───── Listed records ─────

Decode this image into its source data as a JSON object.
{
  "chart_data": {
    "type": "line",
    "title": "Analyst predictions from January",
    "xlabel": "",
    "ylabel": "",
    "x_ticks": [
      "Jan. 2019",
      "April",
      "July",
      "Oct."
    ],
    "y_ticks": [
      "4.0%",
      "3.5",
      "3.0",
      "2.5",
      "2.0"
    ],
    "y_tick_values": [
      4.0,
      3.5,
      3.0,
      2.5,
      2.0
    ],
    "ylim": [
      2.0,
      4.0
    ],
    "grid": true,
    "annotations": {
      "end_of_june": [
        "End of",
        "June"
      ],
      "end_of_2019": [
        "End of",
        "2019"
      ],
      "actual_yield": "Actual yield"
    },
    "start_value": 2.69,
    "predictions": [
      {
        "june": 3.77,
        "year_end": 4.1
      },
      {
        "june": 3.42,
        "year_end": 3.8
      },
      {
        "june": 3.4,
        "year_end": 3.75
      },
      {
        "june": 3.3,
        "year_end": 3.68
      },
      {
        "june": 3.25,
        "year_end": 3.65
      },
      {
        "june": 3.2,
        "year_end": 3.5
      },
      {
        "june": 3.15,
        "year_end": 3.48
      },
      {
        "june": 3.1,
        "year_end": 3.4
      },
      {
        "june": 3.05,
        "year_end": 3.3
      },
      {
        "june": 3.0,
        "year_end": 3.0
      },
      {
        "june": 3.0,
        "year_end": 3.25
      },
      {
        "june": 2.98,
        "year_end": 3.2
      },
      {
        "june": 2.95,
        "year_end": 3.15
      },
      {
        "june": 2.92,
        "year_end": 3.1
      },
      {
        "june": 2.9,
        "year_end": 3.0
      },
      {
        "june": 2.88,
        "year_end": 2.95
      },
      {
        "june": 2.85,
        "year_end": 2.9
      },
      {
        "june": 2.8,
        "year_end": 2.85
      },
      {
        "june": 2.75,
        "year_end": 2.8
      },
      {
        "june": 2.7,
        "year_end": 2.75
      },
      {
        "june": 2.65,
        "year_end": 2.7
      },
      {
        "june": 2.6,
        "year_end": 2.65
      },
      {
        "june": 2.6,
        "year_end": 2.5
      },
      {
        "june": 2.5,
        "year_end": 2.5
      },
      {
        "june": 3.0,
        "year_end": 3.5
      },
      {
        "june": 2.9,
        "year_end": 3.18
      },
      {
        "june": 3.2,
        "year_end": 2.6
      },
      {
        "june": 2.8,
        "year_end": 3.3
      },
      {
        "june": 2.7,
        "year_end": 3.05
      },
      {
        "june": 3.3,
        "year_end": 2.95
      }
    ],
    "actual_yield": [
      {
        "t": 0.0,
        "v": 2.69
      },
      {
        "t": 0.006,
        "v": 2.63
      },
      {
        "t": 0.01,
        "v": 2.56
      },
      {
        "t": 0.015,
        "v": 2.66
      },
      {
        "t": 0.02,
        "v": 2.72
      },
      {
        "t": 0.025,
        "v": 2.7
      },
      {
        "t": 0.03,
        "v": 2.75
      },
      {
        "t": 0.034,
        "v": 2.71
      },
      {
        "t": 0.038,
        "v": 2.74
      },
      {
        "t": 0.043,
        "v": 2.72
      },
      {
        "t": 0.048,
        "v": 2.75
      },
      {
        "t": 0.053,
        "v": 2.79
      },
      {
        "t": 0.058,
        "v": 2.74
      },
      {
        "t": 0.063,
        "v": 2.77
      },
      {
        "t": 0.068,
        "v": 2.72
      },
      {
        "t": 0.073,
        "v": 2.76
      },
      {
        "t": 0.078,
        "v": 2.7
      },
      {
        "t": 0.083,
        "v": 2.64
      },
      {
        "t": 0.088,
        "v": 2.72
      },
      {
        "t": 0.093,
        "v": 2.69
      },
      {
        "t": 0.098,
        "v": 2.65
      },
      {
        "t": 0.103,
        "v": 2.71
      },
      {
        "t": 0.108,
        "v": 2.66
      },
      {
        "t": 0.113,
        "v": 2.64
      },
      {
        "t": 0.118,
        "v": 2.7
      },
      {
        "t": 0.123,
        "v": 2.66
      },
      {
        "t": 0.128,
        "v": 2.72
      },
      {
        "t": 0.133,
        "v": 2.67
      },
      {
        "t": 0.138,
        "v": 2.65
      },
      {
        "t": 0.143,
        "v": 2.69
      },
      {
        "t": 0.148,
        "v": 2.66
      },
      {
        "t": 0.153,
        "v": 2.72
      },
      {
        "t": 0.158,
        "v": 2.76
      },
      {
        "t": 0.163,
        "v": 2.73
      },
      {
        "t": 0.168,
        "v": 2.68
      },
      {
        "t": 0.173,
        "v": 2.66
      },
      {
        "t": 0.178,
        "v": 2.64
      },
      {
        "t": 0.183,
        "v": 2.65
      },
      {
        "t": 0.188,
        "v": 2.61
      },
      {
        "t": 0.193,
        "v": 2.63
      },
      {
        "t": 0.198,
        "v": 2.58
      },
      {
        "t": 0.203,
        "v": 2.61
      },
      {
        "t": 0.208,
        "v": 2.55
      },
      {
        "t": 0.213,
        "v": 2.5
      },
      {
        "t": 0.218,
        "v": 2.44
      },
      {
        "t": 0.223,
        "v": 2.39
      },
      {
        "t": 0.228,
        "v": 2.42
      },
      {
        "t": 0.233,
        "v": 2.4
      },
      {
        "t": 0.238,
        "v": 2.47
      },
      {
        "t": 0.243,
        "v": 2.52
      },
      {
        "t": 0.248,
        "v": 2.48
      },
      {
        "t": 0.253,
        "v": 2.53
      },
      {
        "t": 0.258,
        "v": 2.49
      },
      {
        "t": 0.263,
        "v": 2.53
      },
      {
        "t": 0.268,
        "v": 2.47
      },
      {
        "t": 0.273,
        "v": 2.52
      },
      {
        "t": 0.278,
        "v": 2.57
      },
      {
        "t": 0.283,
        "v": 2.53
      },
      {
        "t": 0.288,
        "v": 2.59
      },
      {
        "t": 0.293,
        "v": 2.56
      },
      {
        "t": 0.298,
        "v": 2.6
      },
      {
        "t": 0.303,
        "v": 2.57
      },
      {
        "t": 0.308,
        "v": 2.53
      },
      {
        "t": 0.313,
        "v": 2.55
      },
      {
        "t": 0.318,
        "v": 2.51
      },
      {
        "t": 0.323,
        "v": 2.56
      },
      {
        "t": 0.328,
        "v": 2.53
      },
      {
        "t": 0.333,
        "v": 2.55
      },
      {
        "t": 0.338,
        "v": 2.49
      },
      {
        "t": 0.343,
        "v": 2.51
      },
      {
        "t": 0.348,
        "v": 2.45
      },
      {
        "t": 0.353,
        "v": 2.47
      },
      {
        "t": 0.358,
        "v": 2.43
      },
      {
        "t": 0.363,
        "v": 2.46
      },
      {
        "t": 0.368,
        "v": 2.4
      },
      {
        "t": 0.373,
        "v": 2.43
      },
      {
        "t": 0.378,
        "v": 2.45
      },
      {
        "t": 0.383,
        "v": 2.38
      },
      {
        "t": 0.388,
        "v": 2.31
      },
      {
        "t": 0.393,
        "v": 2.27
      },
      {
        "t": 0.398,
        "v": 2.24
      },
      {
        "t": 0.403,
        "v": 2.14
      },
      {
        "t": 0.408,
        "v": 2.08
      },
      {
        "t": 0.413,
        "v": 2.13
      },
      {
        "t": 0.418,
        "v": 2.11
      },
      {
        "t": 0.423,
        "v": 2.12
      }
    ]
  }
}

─────

Exercise goal: Reproduce each entry exactly, leaving out nothing.

Task solution:
Decode this image into its source data as a JSON object.
{
  "chart_data": {
    "type": "line",
    "title": "Analyst predictions from January",
    "xlabel": "",
    "ylabel": "",
    "x_ticks": [
      "Jan. 2019",
      "April",
      "July",
      "Oct."
    ],
    "y_ticks": [
      "4.0%",
      "3.5",
      "3.0",
      "2.5",
      "2.0"
    ],
    "y_tick_values": [
      4.0,
      3.5,
      3.0,
      2.5,
      2.0
    ],
    "ylim": [
      2.0,
      4.0
    ],
    "grid": true,
    "annotations": {
      "end_of_june": [
        "End of",
        "June"
      ],
      "end_of_2019": [
        "End of",
        "2019"
      ],
      "actual_yield": "Actual yield"
    },
    "start_value": 2.69,
    "predictions": [
      {
        "june": 3.77,
        "year_end": 4.1
      },
      {
        "june": 3.42,
        "year_end": 3.8
      },
      {
        "june": 3.4,
        "year_end": 3.75
      },
      {
        "june": 3.3,
        "year_end": 3.68
      },
      {
        "june": 3.25,
        "year_end": 3.65
      },
      {
        "june": 3.2,
        "year_end": 3.5
      },
      {
        "june": 3.15,
        "year_end": 3.48
      },
      {
        "june": 3.1,
        "year_end": 3.4
      },
      {
        "june": 3.05,
        "year_end": 3.3
      },
      {
        "june": 3.0,
        "year_end": 3.0
      },
      {
        "june": 3.0,
        "year_end": 3.25
      },
      {
        "june": 2.98,
        "year_end": 3.2
      },
      {
        "june": 2.95,
        "year_end": 3.15
      },
      {
        "june": 2.92,
        "year_end": 3.1
      },
      {
        "june": 2.9,
        "year_end": 3.0
      },
      {
        "june": 2.88,
        "year_end": 2.95
      },
      {
        "june": 2.85,
        "year_end": 2.9
      },
      {
        "june": 2.8,
        "year_end": 2.85
      },
      {
        "june": 2.75,
        "year_end": 2.8
      },
      {
        "june": 2.7,
        "year_end": 2.75
      },
      {
        "june": 2.65,
        "year_end": 2.7
      },
      {
        "june": 2.6,
        "year_end": 2.65
      },
      {
        "june": 2.6,
        "year_end": 2.5
      },
      {
        "june": 2.5,
        "year_end": 2.5
      },
      {
        "june": 3.0,
        "year_end": 3.5
      },
      {
        "june": 2.9,
        "year_end": 3.18
      },
      {
        "june": 3.2,
        "year_end": 2.6
      },
      {
        "june": 2.8,
        "year_end": 3.3
      },
      {
        "june": 2.7,
        "year_end": 3.05
      },
      {
        "june": 3.3,
        "year_end": 2.95
      }
    ],
    "actual_yield": [
      {
        "t": 0.0,
        "v": 2.69
      },
      {
        "t": 0.006,
        "v": 2.63
      },
      {
        "t": 0.01,
        "v": 2.56
      },
      {
        "t": 0.015,
        "v": 2.66
      },
      {
        "t": 0.02,
        "v": 2.72
      },
      {
        "t": 0.025,
        "v": 2.7
      },
      {
        "t": 0.03,
        "v": 2.75
      },
      {
        "t": 0.034,
        "v": 2.71
      },
      {
        "t": 0.038,
        "v": 2.74
      },
      {
        "t": 0.043,
        "v": 2.72
      },
      {
        "t": 0.048,
        "v": 2.75
      },
      {
        "t": 0.053,
        "v": 2.79
      },
      {
        "t": 0.058,
        "v": 2.74
      },
      {
        "t": 0.063,
        "v": 2.77
      },
      {
        "t": 0.068,
        "v": 2.72
      },
      {
        "t": 0.073,
        "v": 2.76
      },
      {
        "t": 0.078,
        "v": 2.7
      },
      {
        "t": 0.083,
        "v": 2.64
      },
      {
        "t": 0.088,
        "v": 2.72
      },
      {
        "t": 0.093,
        "v": 2.69
      },
      {
        "t": 0.098,
        "v": 2.65
      },
      {
        "t": 0.103,
        "v": 2.71
      },
      {
        "t": 0.108,
        "v": 2.66
      },
      {
        "t": 0.113,
        "v": 2.64
      },
      {
        "t": 0.118,
        "v": 2.7
      },
      {
        "t": 0.123,
        "v": 2.66
      },
      {
        "t": 0.128,
        "v": 2.72
      },
      {
        "t": 0.133,
        "v": 2.67
      },
      {
        "t": 0.138,
        "v": 2.65
      },
      {
        "t": 0.143,
        "v": 2.69
      },
      {
        "t": 0.148,
        "v": 2.66
      },
      {
        "t": 0.153,
        "v": 2.72
      },
      {
        "t": 0.158,
        "v": 2.76
      },
      {
        "t": 0.163,
        "v": 2.73
      },
      {
        "t": 0.168,
        "v": 2.68
      },
      {
        "t": 0.173,
        "v": 2.66
      },
      {
        "t": 0.178,
        "v": 2.64
      },
      {
        "t": 0.183,
        "v": 2.65
      },
      {
        "t": 0.188,
        "v": 2.61
      },
      {
        "t": 0.193,
        "v": 2.63
      },
      {
        "t": 0.198,
        "v": 2.58
      },
      {
        "t": 0.203,
        "v": 2.61
      },
      {
        "t": 0.208,
        "v": 2.55
      },
      {
        "t": 0.213,
        "v": 2.5
      },
      {
        "t": 0.218,
        "v": 2.44
      },
      {
        "t": 0.223,
        "v": 2.39
      },
      {
        "t": 0.228,
        "v": 2.42
      },
      {
        "t": 0.233,
        "v": 2.4
      },
      {
        "t": 0.238,
        "v": 2.47
      },
      {
        "t": 0.243,
        "v": 2.52
      },
      {
        "t": 0.248,
        "v": 2.48
      },
      {
        "t": 0.253,
        "v": 2.53
      },
      {
        "t": 0.258,
        "v": 2.49
      },
      {
        "t": 0.263,
        "v": 2.53
      },
      {
        "t": 0.268,
        "v": 2.47
      },
      {
        "t": 0.273,
        "v": 2.52
      },
      {
        "t": 0.278,
        "v": 2.57
      },
      {
        "t": 0.283,
        "v": 2.53
      },
      {
        "t": 0.288,
        "v": 2.59
      },
      {
        "t": 0.293,
        "v": 2.56
      },
      {
        "t": 0.298,
        "v": 2.6
      },
      {
        "t": 0.303,
        "v": 2.57
      },
      {
        "t": 0.308,
        "v": 2.53
      },
      {
        "t": 0.313,
        "v": 2.55
      },
      {
        "t": 0.318,
        "v": 2.51
      },
      {
        "t": 0.323,
        "v": 2.56
      },
      {
        "t": 0.328,
        "v": 2.53
      },
      {
        "t": 0.333,
        "v": 2.55
      },
      {
        "t": 0.338,
        "v": 2.49
      },
      {
        "t": 0.343,
        "v": 2.51
      },
      {
        "t": 0.348,
        "v": 2.45
      },
      {
        "t": 0.353,
        "v": 2.47
      },
      {
        "t": 0.358,
        "v": 2.43
      },
      {
        "t": 0.363,
        "v": 2.46
      },
      {
        "t": 0.368,
        "v": 2.4
      },
      {
        "t": 0.373,
        "v": 2.43
      },
      {
        "t": 0.378,
        "v": 2.45
      },
      {
        "t": 0.383,
        "v": 2.38
      },
      {
        "t": 0.388,
        "v": 2.31
      },
      {
        "t": 0.393,
        "v": 2.27
      },
      {
        "t": 0.398,
        "v": 2.24
      },
      {
        "t": 0.403,
        "v": 2.14
      },
      {
        "t": 0.408,
        "v": 2.08
      },
      {
        "t": 0.413,
        "v": 2.13
      },
      {
        "t": 0.418,
        "v": 2.11
      },
      {
        "t": 0.423,
        "v": 2.12
      }
    ]
  }
}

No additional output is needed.